#### DATA TO PROCESS ####

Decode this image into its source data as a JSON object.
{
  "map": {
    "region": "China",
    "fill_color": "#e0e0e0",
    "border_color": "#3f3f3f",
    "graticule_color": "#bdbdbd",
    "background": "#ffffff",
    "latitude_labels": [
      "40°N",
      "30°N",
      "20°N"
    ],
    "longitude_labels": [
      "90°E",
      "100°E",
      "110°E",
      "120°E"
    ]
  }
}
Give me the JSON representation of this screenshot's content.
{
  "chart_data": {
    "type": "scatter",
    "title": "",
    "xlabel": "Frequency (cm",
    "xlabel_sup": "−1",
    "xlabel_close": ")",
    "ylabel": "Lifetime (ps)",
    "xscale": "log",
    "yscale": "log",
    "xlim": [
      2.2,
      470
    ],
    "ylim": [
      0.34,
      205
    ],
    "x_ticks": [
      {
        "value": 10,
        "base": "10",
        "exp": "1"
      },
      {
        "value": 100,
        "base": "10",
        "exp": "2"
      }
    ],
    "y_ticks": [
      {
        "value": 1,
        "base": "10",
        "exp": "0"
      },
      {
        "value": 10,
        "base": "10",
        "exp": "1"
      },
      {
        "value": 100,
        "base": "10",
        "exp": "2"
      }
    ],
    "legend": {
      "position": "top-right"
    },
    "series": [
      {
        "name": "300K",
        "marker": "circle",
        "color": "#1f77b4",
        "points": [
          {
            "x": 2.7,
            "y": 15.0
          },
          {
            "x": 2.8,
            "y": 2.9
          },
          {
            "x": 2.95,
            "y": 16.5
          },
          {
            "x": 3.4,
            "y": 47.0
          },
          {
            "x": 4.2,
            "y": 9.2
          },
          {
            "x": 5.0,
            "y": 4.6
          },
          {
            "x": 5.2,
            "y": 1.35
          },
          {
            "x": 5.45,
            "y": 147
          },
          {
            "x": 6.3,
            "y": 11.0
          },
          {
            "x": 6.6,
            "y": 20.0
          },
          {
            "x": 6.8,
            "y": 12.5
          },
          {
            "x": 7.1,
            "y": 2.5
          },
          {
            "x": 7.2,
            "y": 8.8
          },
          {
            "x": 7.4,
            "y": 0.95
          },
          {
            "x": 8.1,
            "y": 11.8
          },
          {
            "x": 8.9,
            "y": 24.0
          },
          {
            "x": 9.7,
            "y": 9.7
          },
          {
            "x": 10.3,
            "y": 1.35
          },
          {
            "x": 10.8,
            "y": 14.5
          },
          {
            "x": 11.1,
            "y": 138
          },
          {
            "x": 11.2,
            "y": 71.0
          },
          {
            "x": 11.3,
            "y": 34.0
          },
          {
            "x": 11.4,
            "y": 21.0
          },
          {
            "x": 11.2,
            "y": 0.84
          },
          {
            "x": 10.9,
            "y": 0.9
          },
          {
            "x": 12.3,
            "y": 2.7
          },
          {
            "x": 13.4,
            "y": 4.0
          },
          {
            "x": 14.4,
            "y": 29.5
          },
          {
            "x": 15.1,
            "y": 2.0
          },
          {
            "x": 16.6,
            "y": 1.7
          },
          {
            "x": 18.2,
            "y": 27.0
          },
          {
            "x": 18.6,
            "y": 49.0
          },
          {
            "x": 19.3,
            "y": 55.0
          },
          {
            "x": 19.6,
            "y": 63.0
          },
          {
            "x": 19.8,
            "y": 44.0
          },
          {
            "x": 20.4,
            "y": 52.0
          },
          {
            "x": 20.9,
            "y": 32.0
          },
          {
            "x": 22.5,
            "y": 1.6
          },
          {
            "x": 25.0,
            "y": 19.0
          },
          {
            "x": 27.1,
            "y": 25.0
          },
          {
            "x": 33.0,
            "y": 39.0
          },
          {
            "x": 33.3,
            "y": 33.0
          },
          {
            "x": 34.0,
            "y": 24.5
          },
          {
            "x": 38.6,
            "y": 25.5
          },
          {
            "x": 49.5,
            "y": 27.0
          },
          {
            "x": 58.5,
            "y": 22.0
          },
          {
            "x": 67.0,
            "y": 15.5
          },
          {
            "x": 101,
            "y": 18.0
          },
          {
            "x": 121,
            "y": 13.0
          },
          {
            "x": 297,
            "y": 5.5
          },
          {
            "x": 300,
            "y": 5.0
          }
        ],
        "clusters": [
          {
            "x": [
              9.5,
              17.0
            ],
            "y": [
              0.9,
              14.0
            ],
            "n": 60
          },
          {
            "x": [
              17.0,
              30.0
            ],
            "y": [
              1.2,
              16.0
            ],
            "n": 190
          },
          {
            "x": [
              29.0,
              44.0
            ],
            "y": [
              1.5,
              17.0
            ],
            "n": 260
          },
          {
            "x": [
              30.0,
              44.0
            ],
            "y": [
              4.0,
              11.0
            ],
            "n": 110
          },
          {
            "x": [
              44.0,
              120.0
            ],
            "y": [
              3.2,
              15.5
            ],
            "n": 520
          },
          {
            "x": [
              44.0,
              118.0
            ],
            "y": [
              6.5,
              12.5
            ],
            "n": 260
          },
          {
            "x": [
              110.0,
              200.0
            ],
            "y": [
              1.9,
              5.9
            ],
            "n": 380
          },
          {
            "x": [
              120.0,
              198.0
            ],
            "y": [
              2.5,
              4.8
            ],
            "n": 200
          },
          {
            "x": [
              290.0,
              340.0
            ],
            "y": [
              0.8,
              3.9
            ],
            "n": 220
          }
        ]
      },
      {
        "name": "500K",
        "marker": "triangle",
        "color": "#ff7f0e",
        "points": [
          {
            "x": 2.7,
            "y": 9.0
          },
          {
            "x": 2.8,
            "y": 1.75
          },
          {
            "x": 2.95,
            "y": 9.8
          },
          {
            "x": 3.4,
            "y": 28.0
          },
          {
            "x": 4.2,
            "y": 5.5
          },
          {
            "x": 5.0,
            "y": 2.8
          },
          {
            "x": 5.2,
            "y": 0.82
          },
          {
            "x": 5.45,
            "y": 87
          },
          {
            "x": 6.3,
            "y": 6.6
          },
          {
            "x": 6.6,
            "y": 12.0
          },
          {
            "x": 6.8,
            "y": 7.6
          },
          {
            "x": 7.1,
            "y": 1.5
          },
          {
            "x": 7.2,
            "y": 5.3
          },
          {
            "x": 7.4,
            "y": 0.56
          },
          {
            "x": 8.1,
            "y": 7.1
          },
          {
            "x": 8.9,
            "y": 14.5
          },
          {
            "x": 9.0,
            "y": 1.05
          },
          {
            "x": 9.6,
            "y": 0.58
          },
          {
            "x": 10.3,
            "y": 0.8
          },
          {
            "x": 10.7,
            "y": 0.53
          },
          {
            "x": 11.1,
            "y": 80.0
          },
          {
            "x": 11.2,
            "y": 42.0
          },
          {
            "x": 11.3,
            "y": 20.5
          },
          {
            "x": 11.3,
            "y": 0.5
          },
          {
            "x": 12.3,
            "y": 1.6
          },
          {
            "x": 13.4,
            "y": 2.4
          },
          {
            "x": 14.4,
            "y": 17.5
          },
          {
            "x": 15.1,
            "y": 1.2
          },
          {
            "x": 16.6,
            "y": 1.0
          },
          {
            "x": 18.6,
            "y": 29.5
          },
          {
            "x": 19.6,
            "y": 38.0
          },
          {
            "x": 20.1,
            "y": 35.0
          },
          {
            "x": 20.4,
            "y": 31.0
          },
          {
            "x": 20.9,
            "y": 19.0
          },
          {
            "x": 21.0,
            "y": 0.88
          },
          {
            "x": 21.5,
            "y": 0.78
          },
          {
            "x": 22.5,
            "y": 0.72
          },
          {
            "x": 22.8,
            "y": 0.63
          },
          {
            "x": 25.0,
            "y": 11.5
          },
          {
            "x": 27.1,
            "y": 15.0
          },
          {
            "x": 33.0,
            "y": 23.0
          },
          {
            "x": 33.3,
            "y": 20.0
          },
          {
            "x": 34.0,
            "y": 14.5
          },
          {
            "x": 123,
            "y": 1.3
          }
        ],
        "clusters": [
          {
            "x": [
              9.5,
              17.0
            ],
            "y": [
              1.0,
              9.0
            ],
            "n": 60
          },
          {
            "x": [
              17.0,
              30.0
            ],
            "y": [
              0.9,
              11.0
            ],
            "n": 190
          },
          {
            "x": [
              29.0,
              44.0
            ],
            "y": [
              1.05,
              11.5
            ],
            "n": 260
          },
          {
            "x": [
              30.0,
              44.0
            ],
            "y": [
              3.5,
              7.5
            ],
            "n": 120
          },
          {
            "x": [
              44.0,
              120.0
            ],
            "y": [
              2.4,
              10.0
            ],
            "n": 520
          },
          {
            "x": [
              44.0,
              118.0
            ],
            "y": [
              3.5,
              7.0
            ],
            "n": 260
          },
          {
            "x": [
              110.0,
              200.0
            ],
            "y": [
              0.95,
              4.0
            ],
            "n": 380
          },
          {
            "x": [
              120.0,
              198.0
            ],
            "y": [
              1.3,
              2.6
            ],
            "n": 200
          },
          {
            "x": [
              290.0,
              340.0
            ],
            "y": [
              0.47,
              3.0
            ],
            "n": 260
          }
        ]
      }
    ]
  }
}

####

■ **WHAT THE EXERCISE ASKS**
How many lines in the records above contain the word "JSON"? Give only the number.

■ **RESPONSE**
2